# DOCUMENT EXCERPT
..............................

The pageboy was popular among men during the early Renaissance.

This haircut was also popular in the 1900s with young boys as it was first popularized by child actors, such as John Tansey and, later, Jackie Coogan. The pageboy look on boys is often referred to as the Dutch Boy look after the popular fictional character. The pageboy returned to male fashion in the 1960s for grown men with straight hair after getting popularized by British rock bands such as The Beatles and The Rolling Stones. This was copied by many of the U.S. garage rock/punk bands, including The Chocolate Watchband, ? and the Mysterians, The Monkees and the Count Five. Andy Warhol and several members of The Velvet Underground also sported the androgynous haircut. The early Ramones haircuts were elongated pageboys, also sported, though less long, by the male members of Blondie. In the 1980s, the haircut became a symbol of garage punk and UK beat music as seen on the album Rockabilly Psychosis and the Garage Disease and worn by bands with 1960s influences, such as The Barracudas and Primal Scream. Mansun lead guitarist, Dominic Chad, was known for sporting this haircut in the late nineties.

..............................

[Dataset records]
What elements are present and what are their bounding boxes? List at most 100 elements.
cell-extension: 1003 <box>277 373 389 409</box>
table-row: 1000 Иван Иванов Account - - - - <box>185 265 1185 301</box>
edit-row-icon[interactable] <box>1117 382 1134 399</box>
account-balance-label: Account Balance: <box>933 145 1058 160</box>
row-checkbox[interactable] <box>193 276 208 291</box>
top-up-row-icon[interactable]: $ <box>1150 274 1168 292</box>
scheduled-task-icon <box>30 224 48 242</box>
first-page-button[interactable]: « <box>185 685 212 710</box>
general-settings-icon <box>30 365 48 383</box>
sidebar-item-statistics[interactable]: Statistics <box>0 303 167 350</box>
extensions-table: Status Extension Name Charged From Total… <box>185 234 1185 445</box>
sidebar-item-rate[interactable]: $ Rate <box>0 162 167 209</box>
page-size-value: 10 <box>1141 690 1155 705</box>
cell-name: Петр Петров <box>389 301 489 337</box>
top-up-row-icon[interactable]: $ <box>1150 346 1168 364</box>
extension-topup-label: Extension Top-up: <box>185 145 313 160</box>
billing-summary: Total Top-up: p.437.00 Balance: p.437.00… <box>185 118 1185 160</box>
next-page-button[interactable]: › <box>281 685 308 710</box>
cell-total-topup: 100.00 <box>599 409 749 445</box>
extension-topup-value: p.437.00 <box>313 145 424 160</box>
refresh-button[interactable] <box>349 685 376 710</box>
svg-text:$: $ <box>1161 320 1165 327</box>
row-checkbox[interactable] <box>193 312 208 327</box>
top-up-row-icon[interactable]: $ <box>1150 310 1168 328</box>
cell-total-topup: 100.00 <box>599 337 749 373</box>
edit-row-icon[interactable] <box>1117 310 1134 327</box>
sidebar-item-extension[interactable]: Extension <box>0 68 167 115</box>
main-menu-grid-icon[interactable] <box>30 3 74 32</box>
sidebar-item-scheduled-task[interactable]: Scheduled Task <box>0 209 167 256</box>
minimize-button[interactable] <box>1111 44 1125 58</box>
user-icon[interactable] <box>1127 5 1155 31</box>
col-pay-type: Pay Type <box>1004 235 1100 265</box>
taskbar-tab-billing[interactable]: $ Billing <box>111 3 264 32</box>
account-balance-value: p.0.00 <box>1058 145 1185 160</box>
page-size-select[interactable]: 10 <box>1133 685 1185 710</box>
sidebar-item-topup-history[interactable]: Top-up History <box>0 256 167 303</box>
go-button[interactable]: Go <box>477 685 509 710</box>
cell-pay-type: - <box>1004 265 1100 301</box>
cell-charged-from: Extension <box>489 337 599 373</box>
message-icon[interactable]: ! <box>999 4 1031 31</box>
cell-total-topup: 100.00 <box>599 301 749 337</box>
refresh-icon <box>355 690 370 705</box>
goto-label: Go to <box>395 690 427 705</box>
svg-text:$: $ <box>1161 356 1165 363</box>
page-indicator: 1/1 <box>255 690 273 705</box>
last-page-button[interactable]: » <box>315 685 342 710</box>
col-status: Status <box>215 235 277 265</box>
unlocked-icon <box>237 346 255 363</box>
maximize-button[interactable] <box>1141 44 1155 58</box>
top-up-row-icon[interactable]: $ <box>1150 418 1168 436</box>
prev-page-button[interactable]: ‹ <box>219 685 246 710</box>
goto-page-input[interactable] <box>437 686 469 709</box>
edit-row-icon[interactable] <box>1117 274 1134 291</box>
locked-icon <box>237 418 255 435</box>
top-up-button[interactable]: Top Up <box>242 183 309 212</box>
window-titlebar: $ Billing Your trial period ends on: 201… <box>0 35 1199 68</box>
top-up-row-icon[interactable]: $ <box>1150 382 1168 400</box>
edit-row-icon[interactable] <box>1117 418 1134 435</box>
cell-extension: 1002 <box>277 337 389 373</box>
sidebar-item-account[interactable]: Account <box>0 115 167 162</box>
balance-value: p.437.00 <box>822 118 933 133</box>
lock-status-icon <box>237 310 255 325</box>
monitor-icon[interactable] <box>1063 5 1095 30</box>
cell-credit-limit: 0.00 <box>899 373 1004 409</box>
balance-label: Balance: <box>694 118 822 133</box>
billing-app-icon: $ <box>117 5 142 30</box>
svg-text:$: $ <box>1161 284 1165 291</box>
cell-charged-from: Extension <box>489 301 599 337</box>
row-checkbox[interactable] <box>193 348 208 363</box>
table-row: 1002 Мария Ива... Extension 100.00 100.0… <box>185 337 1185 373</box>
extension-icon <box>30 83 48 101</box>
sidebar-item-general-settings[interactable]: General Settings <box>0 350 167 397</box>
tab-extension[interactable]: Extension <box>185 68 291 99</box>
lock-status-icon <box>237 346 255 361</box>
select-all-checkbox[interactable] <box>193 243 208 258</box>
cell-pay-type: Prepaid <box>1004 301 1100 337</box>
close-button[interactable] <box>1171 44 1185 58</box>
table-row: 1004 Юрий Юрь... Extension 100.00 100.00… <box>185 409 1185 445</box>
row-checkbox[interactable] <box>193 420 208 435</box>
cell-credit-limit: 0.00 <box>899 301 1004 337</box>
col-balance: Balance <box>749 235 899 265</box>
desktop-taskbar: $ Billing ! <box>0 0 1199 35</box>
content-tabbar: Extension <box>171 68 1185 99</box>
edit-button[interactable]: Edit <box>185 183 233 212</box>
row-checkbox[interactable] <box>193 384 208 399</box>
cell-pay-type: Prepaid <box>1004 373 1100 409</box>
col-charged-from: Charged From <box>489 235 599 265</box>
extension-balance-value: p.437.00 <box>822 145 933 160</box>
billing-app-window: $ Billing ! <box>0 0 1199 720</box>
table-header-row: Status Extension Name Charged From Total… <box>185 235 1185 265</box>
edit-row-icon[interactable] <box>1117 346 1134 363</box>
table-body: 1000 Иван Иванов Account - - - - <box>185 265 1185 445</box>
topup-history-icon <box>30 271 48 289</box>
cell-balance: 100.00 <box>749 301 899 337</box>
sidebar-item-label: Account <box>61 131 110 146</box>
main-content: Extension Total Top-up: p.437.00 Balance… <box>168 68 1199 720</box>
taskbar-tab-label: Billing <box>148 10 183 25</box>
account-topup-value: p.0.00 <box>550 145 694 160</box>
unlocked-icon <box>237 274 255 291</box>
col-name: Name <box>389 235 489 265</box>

..............................

# THE TASK
Continue the passage about the pageboy haircut above, starting right after its final sentence.

# ANSWER TO THIS PROBLEM
Although it is currently a hairstyle worn far more by women, many men have worn it, including characters such as Mowgli in Disney's 1967 version of The Jungle Book, Luke Skywalker in 1977's Star Wars, He-Man in his 1980s incarnation, Anton Chigurh in No Country for Old Men, and the eponymous star of the American comic strip Prince Valiant. The latter instance inspired the pageboy's sometime nickname of "the Prince Valiant" or "Prince Valiant cut". The character of Willy Wonka as played by Johnny Depp in the film version of Charlie and the Chocolate Factory wore this hairstyle.

David McCallum wore the hairstyle in the 1975 TV series The Invisible Man and child actor Adam Rich popularized it for children in the series Eight Is Enough, which ran from 1977 to 1981. Roughly during the run of this show, 1977–1981, hairstyles of similar length over the ears became almost universal for American boys and even young men.

English musician, Liam Gallagher during the later days of Oasis’s career in the 2000s, and later in the early 2010s, during his stint with Beady Eye sported this hairstyle.

The hairstyle is also displayed by the brothers Anthony and Phillip Bonfiglio, on the animated series F Is for Family.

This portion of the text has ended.